- [Excerpts from a figure dataset]
[start]

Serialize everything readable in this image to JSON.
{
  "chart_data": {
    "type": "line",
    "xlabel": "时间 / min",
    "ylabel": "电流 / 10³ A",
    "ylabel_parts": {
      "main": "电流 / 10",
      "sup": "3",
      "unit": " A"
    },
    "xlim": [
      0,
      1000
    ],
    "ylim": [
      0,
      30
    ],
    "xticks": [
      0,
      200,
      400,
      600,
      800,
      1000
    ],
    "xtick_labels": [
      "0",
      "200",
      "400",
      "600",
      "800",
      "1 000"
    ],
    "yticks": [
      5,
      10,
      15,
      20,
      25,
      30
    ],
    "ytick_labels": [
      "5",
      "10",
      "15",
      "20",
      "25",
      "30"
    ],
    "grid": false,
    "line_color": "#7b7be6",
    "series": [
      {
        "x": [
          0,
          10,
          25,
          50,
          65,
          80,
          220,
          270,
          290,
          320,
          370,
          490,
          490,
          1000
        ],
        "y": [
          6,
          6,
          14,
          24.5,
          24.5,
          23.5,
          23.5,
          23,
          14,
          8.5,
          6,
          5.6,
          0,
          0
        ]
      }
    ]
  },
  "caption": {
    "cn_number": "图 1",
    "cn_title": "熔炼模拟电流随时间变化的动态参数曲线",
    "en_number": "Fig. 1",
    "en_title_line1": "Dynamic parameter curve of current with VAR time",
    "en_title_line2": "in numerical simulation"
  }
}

[end]

- [GIVEN REQUEST] From the listing above, extract all records word for word.

- [CORRECT ANSWER]
Serialize everything readable in this image to JSON.
{
  "chart_data": {
    "type": "line",
    "xlabel": "时间 / min",
    "ylabel": "电流 / 10³ A",
    "ylabel_parts": {
      "main": "电流 / 10",
      "sup": "3",
      "unit": " A"
    },
    "xlim": [
      0,
      1000
    ],
    "ylim": [
      0,
      30
    ],
    "xticks": [
      0,
      200,
      400,
      600,
      800,
      1000
    ],
    "xtick_labels": [
      "0",
      "200",
      "400",
      "600",
      "800",
      "1 000"
    ],
    "yticks": [
      5,
      10,
      15,
      20,
      25,
      30
    ],
    "ytick_labels": [
      "5",
      "10",
      "15",
      "20",
      "25",
      "30"
    ],
    "grid": false,
    "line_color": "#7b7be6",
    "series": [
      {
        "x": [
          0,
          10,
          25,
          50,
          65,
          80,
          220,
          270,
          290,
          320,
          370,
          490,
          490,
          1000
        ],
        "y": [
          6,
          6,
          14,
          24.5,
          24.5,
          23.5,
          23.5,
          23,
          14,
          8.5,
          6,
          5.6,
          0,
          0
        ]
      }
    ]
  },
  "caption": {
    "cn_number": "图 1",
    "cn_title": "熔炼模拟电流随时间变化的动态参数曲线",
    "en_number": "Fig. 1",
    "en_title_line1": "Dynamic parameter curve of current with VAR time",
    "en_title_line2": "in numerical simulation"
  }
}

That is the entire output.